Short task:
Every entry needs to be reproduced exactly.

[Dataset items]
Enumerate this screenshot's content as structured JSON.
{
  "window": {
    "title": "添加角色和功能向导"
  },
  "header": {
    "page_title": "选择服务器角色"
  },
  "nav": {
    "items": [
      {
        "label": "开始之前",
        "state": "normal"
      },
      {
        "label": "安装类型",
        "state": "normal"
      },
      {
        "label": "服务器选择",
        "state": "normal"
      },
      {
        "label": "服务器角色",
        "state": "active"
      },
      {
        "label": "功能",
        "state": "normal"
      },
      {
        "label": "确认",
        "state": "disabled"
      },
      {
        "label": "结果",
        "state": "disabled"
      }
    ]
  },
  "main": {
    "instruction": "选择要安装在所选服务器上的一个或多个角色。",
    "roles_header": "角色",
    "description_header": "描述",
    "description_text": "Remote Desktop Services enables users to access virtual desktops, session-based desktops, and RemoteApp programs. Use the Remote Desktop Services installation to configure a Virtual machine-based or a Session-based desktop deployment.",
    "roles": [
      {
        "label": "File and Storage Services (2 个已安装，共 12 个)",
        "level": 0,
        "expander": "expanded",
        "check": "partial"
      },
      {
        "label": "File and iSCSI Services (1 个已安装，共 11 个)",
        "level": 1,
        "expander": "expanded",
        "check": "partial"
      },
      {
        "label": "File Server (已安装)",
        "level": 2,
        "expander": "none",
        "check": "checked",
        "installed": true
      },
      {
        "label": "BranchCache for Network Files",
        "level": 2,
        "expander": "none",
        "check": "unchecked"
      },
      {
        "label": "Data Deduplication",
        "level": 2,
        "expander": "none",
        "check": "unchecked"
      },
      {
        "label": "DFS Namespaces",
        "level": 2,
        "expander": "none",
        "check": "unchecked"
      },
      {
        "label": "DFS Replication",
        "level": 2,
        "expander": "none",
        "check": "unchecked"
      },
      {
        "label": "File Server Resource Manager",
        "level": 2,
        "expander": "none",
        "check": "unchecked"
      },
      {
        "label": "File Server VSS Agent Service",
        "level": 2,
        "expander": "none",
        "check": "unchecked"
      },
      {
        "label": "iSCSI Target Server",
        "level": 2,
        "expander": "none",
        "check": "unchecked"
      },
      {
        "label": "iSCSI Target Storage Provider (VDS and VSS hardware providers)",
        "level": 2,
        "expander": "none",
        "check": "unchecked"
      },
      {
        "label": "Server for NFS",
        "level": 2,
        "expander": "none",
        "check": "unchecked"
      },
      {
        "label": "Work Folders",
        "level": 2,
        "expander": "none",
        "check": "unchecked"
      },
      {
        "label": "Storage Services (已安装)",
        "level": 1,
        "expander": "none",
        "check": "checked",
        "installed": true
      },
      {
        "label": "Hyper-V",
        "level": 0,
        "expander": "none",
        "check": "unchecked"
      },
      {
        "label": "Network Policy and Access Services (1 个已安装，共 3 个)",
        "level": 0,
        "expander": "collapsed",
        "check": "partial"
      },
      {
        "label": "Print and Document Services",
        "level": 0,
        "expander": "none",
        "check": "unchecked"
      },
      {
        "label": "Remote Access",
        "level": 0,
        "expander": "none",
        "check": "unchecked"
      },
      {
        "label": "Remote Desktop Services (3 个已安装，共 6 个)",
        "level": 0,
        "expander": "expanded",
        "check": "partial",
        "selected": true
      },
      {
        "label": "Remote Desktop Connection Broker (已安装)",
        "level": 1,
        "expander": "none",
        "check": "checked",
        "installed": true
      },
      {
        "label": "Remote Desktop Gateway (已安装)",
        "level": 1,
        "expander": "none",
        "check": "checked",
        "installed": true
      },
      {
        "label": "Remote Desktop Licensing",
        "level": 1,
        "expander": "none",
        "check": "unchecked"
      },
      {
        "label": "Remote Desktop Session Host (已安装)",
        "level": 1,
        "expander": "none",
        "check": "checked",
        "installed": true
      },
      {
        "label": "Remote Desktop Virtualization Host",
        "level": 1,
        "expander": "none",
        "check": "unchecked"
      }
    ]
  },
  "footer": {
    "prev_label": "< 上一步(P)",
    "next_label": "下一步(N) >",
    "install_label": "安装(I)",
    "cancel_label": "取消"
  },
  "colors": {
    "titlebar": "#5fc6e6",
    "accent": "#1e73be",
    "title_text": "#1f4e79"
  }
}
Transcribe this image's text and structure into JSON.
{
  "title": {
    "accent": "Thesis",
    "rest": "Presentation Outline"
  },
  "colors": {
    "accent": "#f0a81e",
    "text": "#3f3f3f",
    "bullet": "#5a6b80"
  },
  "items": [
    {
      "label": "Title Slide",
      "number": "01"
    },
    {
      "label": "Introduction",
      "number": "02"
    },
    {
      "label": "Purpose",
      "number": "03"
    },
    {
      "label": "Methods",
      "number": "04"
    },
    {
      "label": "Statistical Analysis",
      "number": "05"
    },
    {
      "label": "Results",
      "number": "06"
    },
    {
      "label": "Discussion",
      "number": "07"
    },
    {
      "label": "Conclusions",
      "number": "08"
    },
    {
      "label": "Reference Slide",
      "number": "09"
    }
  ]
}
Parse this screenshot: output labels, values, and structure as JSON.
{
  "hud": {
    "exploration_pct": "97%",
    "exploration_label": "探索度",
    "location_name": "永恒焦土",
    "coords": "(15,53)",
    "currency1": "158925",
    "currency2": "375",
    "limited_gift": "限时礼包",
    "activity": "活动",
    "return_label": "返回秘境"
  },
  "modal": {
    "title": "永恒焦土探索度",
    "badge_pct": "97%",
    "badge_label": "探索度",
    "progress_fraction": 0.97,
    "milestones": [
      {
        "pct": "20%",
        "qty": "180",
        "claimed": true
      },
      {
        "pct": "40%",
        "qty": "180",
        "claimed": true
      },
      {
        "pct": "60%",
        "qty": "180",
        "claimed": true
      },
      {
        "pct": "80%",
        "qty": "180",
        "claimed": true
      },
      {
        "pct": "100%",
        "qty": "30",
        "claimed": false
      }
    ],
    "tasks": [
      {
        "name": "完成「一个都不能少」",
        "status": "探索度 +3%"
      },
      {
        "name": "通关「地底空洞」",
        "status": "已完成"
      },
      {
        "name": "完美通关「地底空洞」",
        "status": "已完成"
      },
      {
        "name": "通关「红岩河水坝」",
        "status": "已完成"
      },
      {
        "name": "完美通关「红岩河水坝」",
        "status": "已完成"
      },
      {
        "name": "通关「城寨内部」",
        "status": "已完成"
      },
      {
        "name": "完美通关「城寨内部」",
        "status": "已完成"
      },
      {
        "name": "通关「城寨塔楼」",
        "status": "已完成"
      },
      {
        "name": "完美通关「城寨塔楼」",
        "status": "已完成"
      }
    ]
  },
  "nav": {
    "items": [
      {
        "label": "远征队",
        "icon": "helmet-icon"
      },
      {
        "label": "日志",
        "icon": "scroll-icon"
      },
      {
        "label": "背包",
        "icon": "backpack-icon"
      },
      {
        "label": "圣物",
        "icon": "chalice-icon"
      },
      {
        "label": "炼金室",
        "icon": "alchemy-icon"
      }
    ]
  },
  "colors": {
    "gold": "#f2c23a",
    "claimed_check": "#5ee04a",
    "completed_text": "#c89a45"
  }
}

Task result:
Enumerate this screenshot's content as structured JSON.
{
  "window": {
    "title": "添加角色和功能向导"
  },
  "header": {
    "page_title": "选择服务器角色"
  },
  "nav": {
    "items": [
      {
        "label": "开始之前",
        "state": "normal"
      },
      {
        "label": "安装类型",
        "state": "normal"
      },
      {
        "label": "服务器选择",
        "state": "normal"
      },
      {
        "label": "服务器角色",
        "state": "active"
      },
      {
        "label": "功能",
        "state": "normal"
      },
      {
        "label": "确认",
        "state": "disabled"
      },
      {
        "label": "结果",
        "state": "disabled"
      }
    ]
  },
  "main": {
    "instruction": "选择要安装在所选服务器上的一个或多个角色。",
    "roles_header": "角色",
    "description_header": "描述",
    "description_text": "Remote Desktop Services enables users to access virtual desktops, session-based desktops, and RemoteApp programs. Use the Remote Desktop Services installation to configure a Virtual machine-based or a Session-based desktop deployment.",
    "roles": [
      {
        "label": "File and Storage Services (2 个已安装，共 12 个)",
        "level": 0,
        "expander": "expanded",
        "check": "partial"
      },
      {
        "label": "File and iSCSI Services (1 个已安装，共 11 个)",
        "level": 1,
        "expander": "expanded",
        "check": "partial"
      },
      {
        "label": "File Server (已安装)",
        "level": 2,
        "expander": "none",
        "check": "checked",
        "installed": true
      },
      {
        "label": "BranchCache for Network Files",
        "level": 2,
        "expander": "none",
        "check": "unchecked"
      },
      {
        "label": "Data Deduplication",
        "level": 2,
        "expander": "none",
        "check": "unchecked"
      },
      {
        "label": "DFS Namespaces",
        "level": 2,
        "expander": "none",
        "check": "unchecked"
      },
      {
        "label": "DFS Replication",
        "level": 2,
        "expander": "none",
        "check": "unchecked"
      },
      {
        "label": "File Server Resource Manager",
        "level": 2,
        "expander": "none",
        "check": "unchecked"
      },
      {
        "label": "File Server VSS Agent Service",
        "level": 2,
        "expander": "none",
        "check": "unchecked"
      },
      {
        "label": "iSCSI Target Server",
        "level": 2,
        "expander": "none",
        "check": "unchecked"
      },
      {
        "label": "iSCSI Target Storage Provider (VDS and VSS hardware providers)",
        "level": 2,
        "expander": "none",
        "check": "unchecked"
      },
      {
        "label": "Server for NFS",
        "level": 2,
        "expander": "none",
        "check": "unchecked"
      },
      {
        "label": "Work Folders",
        "level": 2,
        "expander": "none",
        "check": "unchecked"
      },
      {
        "label": "Storage Services (已安装)",
        "level": 1,
        "expander": "none",
        "check": "checked",
        "installed": true
      },
      {
        "label": "Hyper-V",
        "level": 0,
        "expander": "none",
        "check": "unchecked"
      },
      {
        "label": "Network Policy and Access Services (1 个已安装，共 3 个)",
        "level": 0,
        "expander": "collapsed",
        "check": "partial"
      },
      {
        "label": "Print and Document Services",
        "level": 0,
        "expander": "none",
        "check": "unchecked"
      },
      {
        "label": "Remote Access",
        "level": 0,
        "expander": "none",
        "check": "unchecked"
      },
      {
        "label": "Remote Desktop Services (3 个已安装，共 6 个)",
        "level": 0,
        "expander": "expanded",
        "check": "partial",
        "selected": true
      },
      {
        "label": "Remote Desktop Connection Broker (已安装)",
        "level": 1,
        "expander": "none",
        "check": "checked",
        "installed": true
      },
      {
        "label": "Remote Desktop Gateway (已安装)",
        "level": 1,
        "expander": "none",
        "check": "checked",
        "installed": true
      },
      {
        "label": "Remote Desktop Licensing",
        "level": 1,
        "expander": "none",
        "check": "unchecked"
      },
      {
        "label": "Remote Desktop Session Host (已安装)",
        "level": 1,
        "expander": "none",
        "check": "checked",
        "installed": true
      },
      {
        "label": "Remote Desktop Virtualization Host",
        "level": 1,
        "expander": "none",
        "check": "unchecked"
      }
    ]
  },
  "footer": {
    "prev_label": "< 上一步(P)",
    "next_label": "下一步(N) >",
    "install_label": "安装(I)",
    "cancel_label": "取消"
  },
  "colors": {
    "titlebar": "#5fc6e6",
    "accent": "#1e73be",
    "title_text": "#1f4e79"
  }
}
Transcribe this image's text and structure into JSON.
{
  "title": {
    "accent": "Thesis",
    "rest": "Presentation Outline"
  },
  "colors": {
    "accent": "#f0a81e",
    "text": "#3f3f3f",
    "bullet": "#5a6b80"
  },
  "items": [
    {
      "label": "Title Slide",
      "number": "01"
    },
    {
      "label": "Introduction",
      "number": "02"
    },
    {
      "label": "Purpose",
      "number": "03"
    },
    {
      "label": "Methods",
      "number": "04"
    },
    {
      "label": "Statistical Analysis",
      "number": "05"
    },
    {
      "label": "Results",
      "number": "06"
    },
    {
      "label": "Discussion",
      "number": "07"
    },
    {
      "label": "Conclusions",
      "number": "08"
    },
    {
      "label": "Reference Slide",
      "number": "09"
    }
  ]
}
Parse this screenshot: output labels, values, and structure as JSON.
{
  "hud": {
    "exploration_pct": "97%",
    "exploration_label": "探索度",
    "location_name": "永恒焦土",
    "coords": "(15,53)",
    "currency1": "158925",
    "currency2": "375",
    "limited_gift": "限时礼包",
    "activity": "活动",
    "return_label": "返回秘境"
  },
  "modal": {
    "title": "永恒焦土探索度",
    "badge_pct": "97%",
    "badge_label": "探索度",
    "progress_fraction": 0.97,
    "milestones": [
      {
        "pct": "20%",
        "qty": "180",
        "claimed": true
      },
      {
        "pct": "40%",
        "qty": "180",
        "claimed": true
      },
      {
        "pct": "60%",
        "qty": "180",
        "claimed": true
      },
      {
        "pct": "80%",
        "qty": "180",
        "claimed": true
      },
      {
        "pct": "100%",
        "qty": "30",
        "claimed": false
      }
    ],
    "tasks": [
      {
        "name": "完成「一个都不能少」",
        "status": "探索度 +3%"
      },
      {
        "name": "通关「地底空洞」",
        "status": "已完成"
      },
      {
        "name": "完美通关「地底空洞」",
        "status": "已完成"
      },
      {
        "name": "通关「红岩河水坝」",
        "status": "已完成"
      },
      {
        "name": "完美通关「红岩河水坝」",
        "status": "已完成"
      },
      {
        "name": "通关「城寨内部」",
        "status": "已完成"
      },
      {
        "name": "完美通关「城寨内部」",
        "status": "已完成"
      },
      {
        "name": "通关「城寨塔楼」",
        "status": "已完成"
      },
      {
        "name": "完美通关「城寨塔楼」",
        "status": "已完成"
      }
    ]
  },
  "nav": {
    "items": [
      {
        "label": "远征队",
        "icon": "helmet-icon"
      },
      {
        "label": "日志",
        "icon": "scroll-icon"
      },
      {
        "label": "背包",
        "icon": "backpack-icon"
      },
      {
        "label": "圣物",
        "icon": "chalice-icon"
      },
      {
        "label": "炼金室",
        "icon": "alchemy-icon"
      }
    ]
  },
  "colors": {
    "gold": "#f2c23a",
    "claimed_check": "#5ee04a",
    "completed_text": "#c89a45"
  }
}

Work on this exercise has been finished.